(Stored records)
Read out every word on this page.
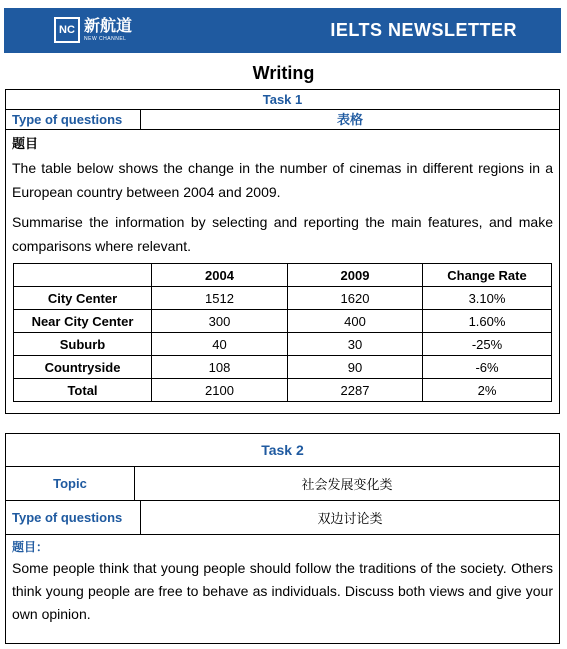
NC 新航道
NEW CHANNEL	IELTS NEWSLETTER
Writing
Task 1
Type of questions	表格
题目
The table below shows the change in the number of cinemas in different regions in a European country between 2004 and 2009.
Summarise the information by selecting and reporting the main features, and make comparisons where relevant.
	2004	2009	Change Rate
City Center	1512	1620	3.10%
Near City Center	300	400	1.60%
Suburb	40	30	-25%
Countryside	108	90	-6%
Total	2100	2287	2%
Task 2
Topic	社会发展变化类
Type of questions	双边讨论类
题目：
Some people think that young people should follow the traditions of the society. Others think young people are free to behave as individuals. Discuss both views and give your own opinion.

What you will do:
In your copy of the listing above, reproduce each line exactly and omit all pictures.

Task answer:
Read out every word on this page.
NC 新航道
NEW CHANNEL	IELTS NEWSLETTER
Writing
Task 1
Type of questions	表格
题目
The table below shows the change in the number of cinemas in different regions in a European country between 2004 and 2009.
Summarise the information by selecting and reporting the main features, and make comparisons where relevant.
	2004	2009	Change Rate
City Center	1512	1620	3.10%
Near City Center	300	400	1.60%
Suburb	40	30	-25%
Countryside	108	90	-6%
Total	2100	2287	2%
Task 2
Topic	社会发展变化类
Type of questions	双边讨论类
题目：
Some people think that young people should follow the traditions of the society. Others think young people are free to behave as individuals. Discuss both views and give your own opinion.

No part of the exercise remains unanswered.